Items from a dataset
------------

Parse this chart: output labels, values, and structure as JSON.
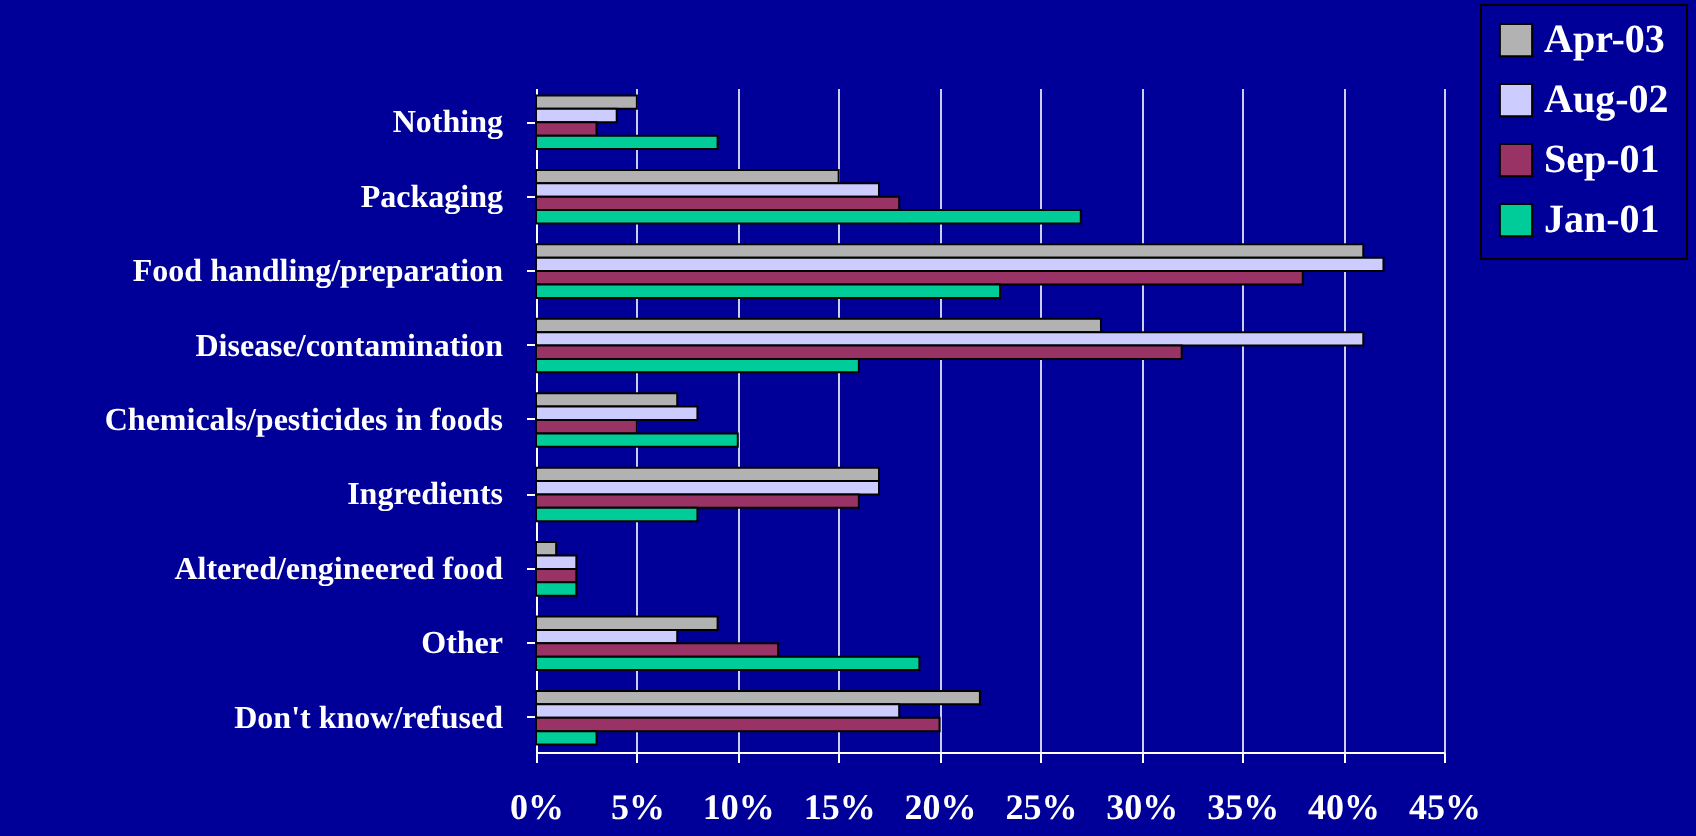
{
  "chart_data": {
    "type": "bar",
    "orientation": "horizontal",
    "categories": [
      "Nothing",
      "Packaging",
      "Food handling/preparation",
      "Disease/contamination",
      "Chemicals/pesticides in foods",
      "Ingredients",
      "Altered/engineered food",
      "Other",
      "Don't know/refused"
    ],
    "series": [
      {
        "name": "Apr-03",
        "color": "#b2b2b2",
        "values": [
          5,
          15,
          41,
          28,
          7,
          17,
          1,
          9,
          22
        ]
      },
      {
        "name": "Aug-02",
        "color": "#ccccff",
        "values": [
          4,
          17,
          42,
          41,
          8,
          17,
          2,
          7,
          18
        ]
      },
      {
        "name": "Sep-01",
        "color": "#993366",
        "values": [
          3,
          18,
          38,
          32,
          5,
          16,
          2,
          12,
          20
        ]
      },
      {
        "name": "Jan-01",
        "color": "#00cc99",
        "values": [
          9,
          27,
          23,
          16,
          10,
          8,
          2,
          19,
          3
        ]
      }
    ],
    "xlim": [
      0,
      45
    ],
    "xticks": [
      {
        "value": 0,
        "label": "0%"
      },
      {
        "value": 5,
        "label": "5%"
      },
      {
        "value": 10,
        "label": "10%"
      },
      {
        "value": 15,
        "label": "15%"
      },
      {
        "value": 20,
        "label": "20%"
      },
      {
        "value": 25,
        "label": "25%"
      },
      {
        "value": 30,
        "label": "30%"
      },
      {
        "value": 35,
        "label": "35%"
      },
      {
        "value": 40,
        "label": "40%"
      },
      {
        "value": 45,
        "label": "45%"
      }
    ],
    "grid": "x",
    "legend": "top right"
  }
}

------------

The request
From the entries above, copy every line containing the word "color".

Completed task
        "color": "#b2b2b2",
        "color": "#ccccff",
        "color": "#993366",
        "color": "#00cc99",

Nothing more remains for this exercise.